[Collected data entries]

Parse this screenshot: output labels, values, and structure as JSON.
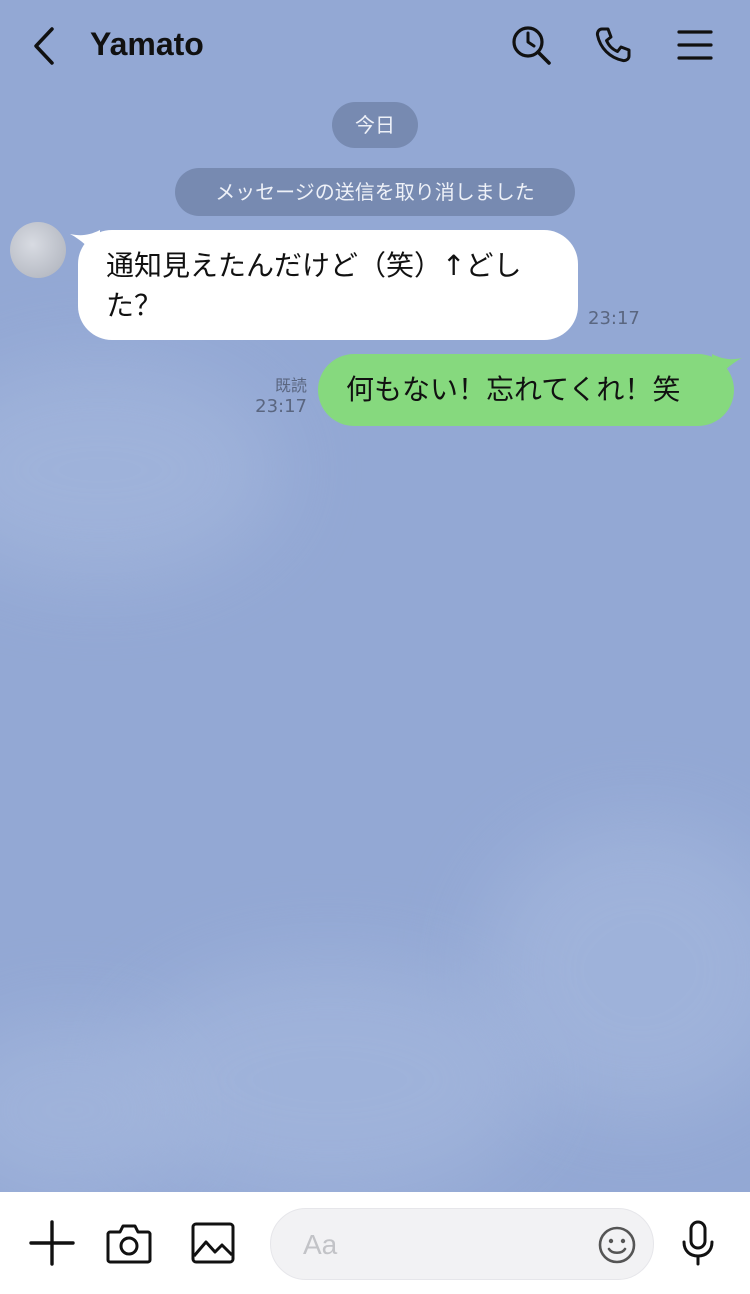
{
  "header": {
    "title": "Yamato",
    "back_icon": "chevron-left-icon",
    "search_icon": "search-clock-icon",
    "call_icon": "phone-icon",
    "menu_icon": "hamburger-menu-icon"
  },
  "chat": {
    "date_label": "今日",
    "system_message": "メッセージの送信を取り消しました",
    "messages": [
      {
        "direction": "incoming",
        "text_line1": "通知見えたんだけど（笑）↑どし",
        "text_line2": "た？",
        "time": "23:17"
      },
      {
        "direction": "outgoing",
        "text": "何もない！忘れてくれ！笑",
        "read_status": "既読",
        "time": "23:17"
      }
    ]
  },
  "toolbar": {
    "plus_icon": "plus-icon",
    "camera_icon": "camera-icon",
    "image_icon": "image-icon",
    "input_placeholder": "Aa",
    "input_value": "",
    "emoji_icon": "smiley-icon",
    "mic_icon": "microphone-icon"
  },
  "colors": {
    "background": "#93a8d4",
    "outgoing_bubble": "#86d97e",
    "incoming_bubble": "#ffffff",
    "pill": "#6e80a5"
  }
}
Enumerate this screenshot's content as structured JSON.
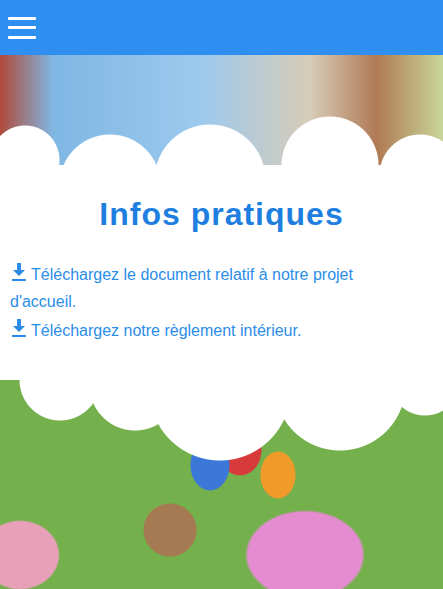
{
  "section": {
    "title": "Infos pratiques",
    "links": [
      {
        "text": "Téléchargez le document relatif à notre projet d'accueil."
      },
      {
        "text": "Téléchargez notre règlement intérieur."
      }
    ]
  }
}
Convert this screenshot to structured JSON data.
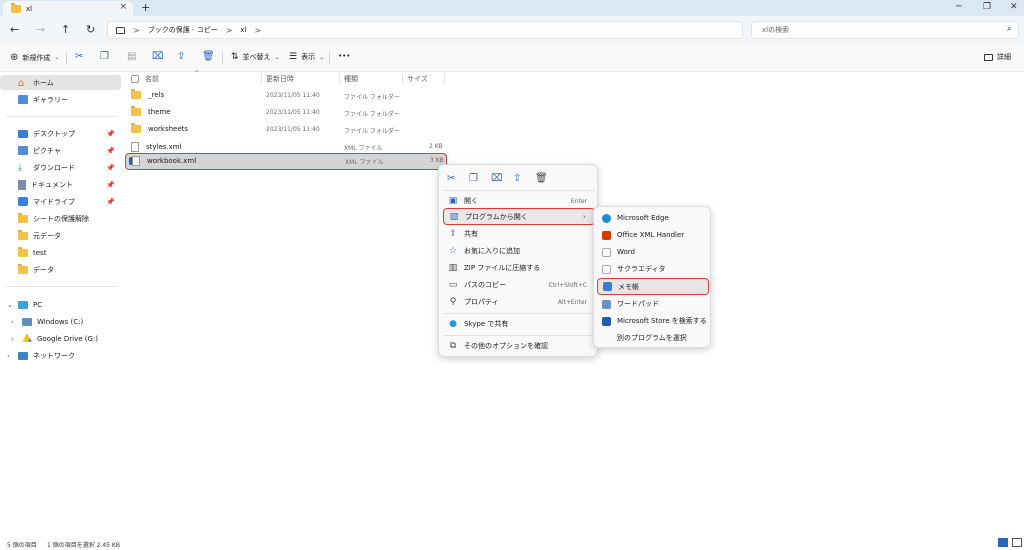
{
  "window": {
    "tab_title": "xl",
    "tab_close": "×",
    "new_tab": "+",
    "minimize": "─",
    "restore": "❐",
    "close": "✕"
  },
  "nav": {
    "back": "←",
    "forward": "→",
    "up": "↑",
    "refresh": "↻"
  },
  "address": {
    "segments": [
      "ブックの保護 - コピー",
      "xl"
    ],
    "separator": ">"
  },
  "search": {
    "placeholder": "xlの検索"
  },
  "toolbar": {
    "new_label": "新規作成",
    "sort_label": "並べ替え",
    "view_label": "表示",
    "more_label": "•••",
    "details_label": "詳細"
  },
  "sidebar": {
    "items": [
      {
        "label": "ホーム",
        "icon": "home-icon"
      },
      {
        "label": "ギャラリー",
        "icon": "gallery-icon"
      },
      {
        "label": "デスクトップ",
        "icon": "desktop-icon"
      },
      {
        "label": "ピクチャ",
        "icon": "pictures-icon"
      },
      {
        "label": "ダウンロード",
        "icon": "download-icon"
      },
      {
        "label": "ドキュメント",
        "icon": "documents-icon"
      },
      {
        "label": "マイドライブ",
        "icon": "drive-icon"
      },
      {
        "label": "シートの保護解除",
        "icon": "folder-icon"
      },
      {
        "label": "元データ",
        "icon": "folder-icon"
      },
      {
        "label": "test",
        "icon": "folder-icon"
      },
      {
        "label": "データ",
        "icon": "folder-icon"
      },
      {
        "label": "PC",
        "icon": "pc-icon"
      },
      {
        "label": "Windows (C:)",
        "icon": "windows-drive-icon"
      },
      {
        "label": "Google Drive (G:)",
        "icon": "google-drive-icon"
      },
      {
        "label": "ネットワーク",
        "icon": "network-icon"
      }
    ]
  },
  "filelist": {
    "columns": [
      "名前",
      "更新日時",
      "種類",
      "サイズ"
    ],
    "rows": [
      {
        "name": "_rels",
        "date": "2023/11/05 11:40",
        "type": "ファイル フォルダー",
        "size": ""
      },
      {
        "name": "theme",
        "date": "2023/11/05 11:40",
        "type": "ファイル フォルダー",
        "size": ""
      },
      {
        "name": "worksheets",
        "date": "2023/11/05 11:40",
        "type": "ファイル フォルダー",
        "size": ""
      },
      {
        "name": "styles.xml",
        "date": "",
        "type": "XML ファイル",
        "size": "2 KB"
      },
      {
        "name": "workbook.xml",
        "date": "",
        "type": "XML ファイル",
        "size": "3 KB"
      }
    ]
  },
  "context_menu": {
    "items": [
      {
        "label": "開く",
        "shortcut": "Enter"
      },
      {
        "label": "プログラムから開く",
        "shortcut": ""
      },
      {
        "label": "共有",
        "shortcut": ""
      },
      {
        "label": "お気に入りに追加",
        "shortcut": ""
      },
      {
        "label": "ZIP ファイルに圧縮する",
        "shortcut": ""
      },
      {
        "label": "パスのコピー",
        "shortcut": "Ctrl+Shift+C"
      },
      {
        "label": "プロパティ",
        "shortcut": "Alt+Enter"
      },
      {
        "label": "Skype で共有",
        "shortcut": ""
      },
      {
        "label": "その他のオプションを確認",
        "shortcut": ""
      }
    ],
    "submenu_arrow": "›"
  },
  "submenu": {
    "items": [
      {
        "label": "Microsoft Edge",
        "color": "#1a8fd8"
      },
      {
        "label": "Office XML Handler",
        "color": "#d83b01"
      },
      {
        "label": "Word",
        "color": "#ffffff"
      },
      {
        "label": "サクラエディタ",
        "color": "#ffffff"
      },
      {
        "label": "メモ帳",
        "color": "#3a7bd5"
      },
      {
        "label": "ワードパッド",
        "color": "#6b8fc7"
      },
      {
        "label": "Microsoft Store を検索する",
        "color": "#1f5fb0"
      },
      {
        "label": "別のプログラムを選択",
        "color": ""
      }
    ]
  },
  "status": {
    "count": "5 個の項目",
    "selection": "1 個の項目を選択  2.45 KB"
  },
  "colors": {
    "accent": "#2a66c0",
    "highlight_border": "#e03a3a",
    "folder": "#f4c24a"
  }
}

TASK REQUIREMENTS: How many of the lines above hold the word "screenshot"? Give only that number.

EXERCISE RESPONSE: 3